**Goal of the exercise:**
Check every line of the data below for the string "type", and copy the ones that hold it.
**** Extracted information
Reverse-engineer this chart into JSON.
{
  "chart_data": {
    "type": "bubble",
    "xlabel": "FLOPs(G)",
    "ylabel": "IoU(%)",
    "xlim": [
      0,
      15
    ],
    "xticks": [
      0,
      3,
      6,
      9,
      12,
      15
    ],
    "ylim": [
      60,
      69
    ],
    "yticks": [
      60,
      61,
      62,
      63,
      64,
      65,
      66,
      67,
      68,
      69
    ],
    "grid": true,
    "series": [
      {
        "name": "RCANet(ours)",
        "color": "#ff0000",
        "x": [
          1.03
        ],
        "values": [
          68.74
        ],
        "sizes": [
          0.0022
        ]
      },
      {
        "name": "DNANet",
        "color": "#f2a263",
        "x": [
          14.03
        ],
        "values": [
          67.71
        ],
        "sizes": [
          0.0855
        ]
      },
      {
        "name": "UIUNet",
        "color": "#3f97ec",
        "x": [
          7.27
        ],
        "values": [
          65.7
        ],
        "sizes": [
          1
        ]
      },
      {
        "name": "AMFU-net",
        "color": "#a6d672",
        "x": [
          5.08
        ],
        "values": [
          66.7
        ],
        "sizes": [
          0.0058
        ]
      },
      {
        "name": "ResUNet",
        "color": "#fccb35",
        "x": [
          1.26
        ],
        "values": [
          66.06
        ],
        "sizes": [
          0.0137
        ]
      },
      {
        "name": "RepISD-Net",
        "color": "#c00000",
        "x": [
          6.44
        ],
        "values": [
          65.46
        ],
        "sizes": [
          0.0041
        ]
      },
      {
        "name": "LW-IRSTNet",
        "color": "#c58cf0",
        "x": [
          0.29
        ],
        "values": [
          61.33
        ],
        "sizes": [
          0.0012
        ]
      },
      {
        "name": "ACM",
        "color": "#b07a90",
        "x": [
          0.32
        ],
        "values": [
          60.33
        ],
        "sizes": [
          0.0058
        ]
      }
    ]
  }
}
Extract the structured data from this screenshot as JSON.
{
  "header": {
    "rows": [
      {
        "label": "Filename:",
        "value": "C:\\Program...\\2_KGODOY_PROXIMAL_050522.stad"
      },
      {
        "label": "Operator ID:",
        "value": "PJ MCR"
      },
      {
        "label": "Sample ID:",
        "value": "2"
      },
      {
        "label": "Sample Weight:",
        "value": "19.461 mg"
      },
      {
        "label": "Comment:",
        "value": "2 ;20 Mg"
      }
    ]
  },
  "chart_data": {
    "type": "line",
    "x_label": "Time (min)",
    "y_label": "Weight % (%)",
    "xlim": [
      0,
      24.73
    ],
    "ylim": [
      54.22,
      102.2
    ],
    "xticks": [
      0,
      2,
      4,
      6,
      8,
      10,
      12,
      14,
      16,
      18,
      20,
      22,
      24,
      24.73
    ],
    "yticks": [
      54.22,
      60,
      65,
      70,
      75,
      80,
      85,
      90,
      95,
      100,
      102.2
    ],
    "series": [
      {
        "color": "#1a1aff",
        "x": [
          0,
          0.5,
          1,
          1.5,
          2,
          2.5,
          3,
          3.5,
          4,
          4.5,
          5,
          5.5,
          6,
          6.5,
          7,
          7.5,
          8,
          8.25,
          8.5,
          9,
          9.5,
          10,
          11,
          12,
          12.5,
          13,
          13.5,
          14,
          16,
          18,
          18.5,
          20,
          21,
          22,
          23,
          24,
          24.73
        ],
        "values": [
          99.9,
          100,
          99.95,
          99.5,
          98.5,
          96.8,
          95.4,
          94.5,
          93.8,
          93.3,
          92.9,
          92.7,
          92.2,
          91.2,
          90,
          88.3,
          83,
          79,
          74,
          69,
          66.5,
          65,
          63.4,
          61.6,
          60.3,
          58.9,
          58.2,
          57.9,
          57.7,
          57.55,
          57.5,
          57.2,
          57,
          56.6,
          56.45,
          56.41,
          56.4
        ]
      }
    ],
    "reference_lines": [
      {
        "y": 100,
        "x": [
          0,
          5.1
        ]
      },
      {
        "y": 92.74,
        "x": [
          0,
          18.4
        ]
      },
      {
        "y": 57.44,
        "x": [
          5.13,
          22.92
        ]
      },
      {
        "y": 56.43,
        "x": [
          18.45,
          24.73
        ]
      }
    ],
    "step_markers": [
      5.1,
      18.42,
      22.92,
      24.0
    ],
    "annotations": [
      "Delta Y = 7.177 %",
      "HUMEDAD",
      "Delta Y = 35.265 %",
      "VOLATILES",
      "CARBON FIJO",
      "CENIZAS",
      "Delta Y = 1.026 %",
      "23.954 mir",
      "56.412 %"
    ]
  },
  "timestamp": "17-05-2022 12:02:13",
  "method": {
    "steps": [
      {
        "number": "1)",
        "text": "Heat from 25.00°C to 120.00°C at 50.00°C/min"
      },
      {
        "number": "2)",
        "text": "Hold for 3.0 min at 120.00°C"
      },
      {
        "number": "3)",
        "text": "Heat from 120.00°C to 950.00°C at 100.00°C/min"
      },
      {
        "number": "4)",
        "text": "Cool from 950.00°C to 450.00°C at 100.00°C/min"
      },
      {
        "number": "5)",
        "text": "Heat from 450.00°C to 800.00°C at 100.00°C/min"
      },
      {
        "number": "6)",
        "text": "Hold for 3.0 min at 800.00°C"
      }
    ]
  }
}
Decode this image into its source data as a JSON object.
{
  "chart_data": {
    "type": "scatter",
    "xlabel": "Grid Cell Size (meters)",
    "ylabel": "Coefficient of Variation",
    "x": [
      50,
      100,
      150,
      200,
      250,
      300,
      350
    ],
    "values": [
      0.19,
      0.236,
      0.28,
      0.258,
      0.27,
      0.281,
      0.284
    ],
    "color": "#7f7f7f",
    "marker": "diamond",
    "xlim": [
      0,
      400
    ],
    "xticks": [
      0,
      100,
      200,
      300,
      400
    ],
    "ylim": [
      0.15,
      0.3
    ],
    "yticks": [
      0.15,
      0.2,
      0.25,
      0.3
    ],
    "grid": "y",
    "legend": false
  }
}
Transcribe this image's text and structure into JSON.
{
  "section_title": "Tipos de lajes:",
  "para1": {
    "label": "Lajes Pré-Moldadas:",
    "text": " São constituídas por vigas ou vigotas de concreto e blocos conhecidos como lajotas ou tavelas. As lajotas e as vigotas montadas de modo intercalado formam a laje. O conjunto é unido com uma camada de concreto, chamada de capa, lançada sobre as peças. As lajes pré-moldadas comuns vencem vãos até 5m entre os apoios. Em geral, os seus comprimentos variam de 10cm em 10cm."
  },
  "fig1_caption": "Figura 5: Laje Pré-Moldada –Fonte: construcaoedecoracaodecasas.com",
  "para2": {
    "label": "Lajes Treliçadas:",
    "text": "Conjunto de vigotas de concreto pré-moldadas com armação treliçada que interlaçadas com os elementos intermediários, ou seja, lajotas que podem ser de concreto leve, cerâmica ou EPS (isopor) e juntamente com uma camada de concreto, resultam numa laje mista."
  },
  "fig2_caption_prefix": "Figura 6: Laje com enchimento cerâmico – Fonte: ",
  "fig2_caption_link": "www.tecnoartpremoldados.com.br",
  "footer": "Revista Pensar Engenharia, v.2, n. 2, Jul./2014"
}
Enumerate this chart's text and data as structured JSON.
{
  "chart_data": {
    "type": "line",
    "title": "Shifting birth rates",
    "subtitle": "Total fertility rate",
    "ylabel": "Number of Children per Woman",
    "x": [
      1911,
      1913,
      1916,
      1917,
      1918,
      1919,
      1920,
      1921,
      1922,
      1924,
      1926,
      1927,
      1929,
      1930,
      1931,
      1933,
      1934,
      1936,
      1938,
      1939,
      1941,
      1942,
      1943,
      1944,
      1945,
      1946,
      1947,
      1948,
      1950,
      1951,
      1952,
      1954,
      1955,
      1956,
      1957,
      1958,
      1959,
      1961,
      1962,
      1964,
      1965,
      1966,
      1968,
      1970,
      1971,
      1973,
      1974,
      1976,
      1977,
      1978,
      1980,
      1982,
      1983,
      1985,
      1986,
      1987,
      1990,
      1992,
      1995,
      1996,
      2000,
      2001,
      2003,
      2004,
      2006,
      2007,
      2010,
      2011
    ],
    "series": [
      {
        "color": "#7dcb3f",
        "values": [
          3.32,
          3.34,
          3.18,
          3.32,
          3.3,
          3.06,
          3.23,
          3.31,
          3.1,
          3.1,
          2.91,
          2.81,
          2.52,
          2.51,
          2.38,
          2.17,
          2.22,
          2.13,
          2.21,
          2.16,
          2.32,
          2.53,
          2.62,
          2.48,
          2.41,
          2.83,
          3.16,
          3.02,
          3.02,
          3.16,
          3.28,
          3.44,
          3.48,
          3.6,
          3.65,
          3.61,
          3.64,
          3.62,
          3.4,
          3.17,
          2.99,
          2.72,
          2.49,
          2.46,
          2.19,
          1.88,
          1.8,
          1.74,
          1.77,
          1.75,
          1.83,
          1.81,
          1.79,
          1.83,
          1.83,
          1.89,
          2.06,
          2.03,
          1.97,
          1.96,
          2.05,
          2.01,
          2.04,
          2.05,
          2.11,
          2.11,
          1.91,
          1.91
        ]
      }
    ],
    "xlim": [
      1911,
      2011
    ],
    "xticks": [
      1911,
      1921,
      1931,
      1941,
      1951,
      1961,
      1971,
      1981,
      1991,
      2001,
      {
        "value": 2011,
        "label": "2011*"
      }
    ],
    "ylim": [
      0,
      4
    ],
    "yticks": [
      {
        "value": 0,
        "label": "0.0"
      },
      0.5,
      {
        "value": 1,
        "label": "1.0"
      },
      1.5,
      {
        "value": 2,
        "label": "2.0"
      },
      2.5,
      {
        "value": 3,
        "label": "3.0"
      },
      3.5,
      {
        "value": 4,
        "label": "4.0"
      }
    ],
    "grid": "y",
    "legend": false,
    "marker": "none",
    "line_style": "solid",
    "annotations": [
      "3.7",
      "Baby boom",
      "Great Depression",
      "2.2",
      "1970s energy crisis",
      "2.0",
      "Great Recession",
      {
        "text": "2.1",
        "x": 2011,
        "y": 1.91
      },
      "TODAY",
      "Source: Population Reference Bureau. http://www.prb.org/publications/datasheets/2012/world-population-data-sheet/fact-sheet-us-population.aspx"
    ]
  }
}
********
**Full answer:**
    "type": "bubble",
    "type": "line",
    "type": "scatter",
    "type": "line",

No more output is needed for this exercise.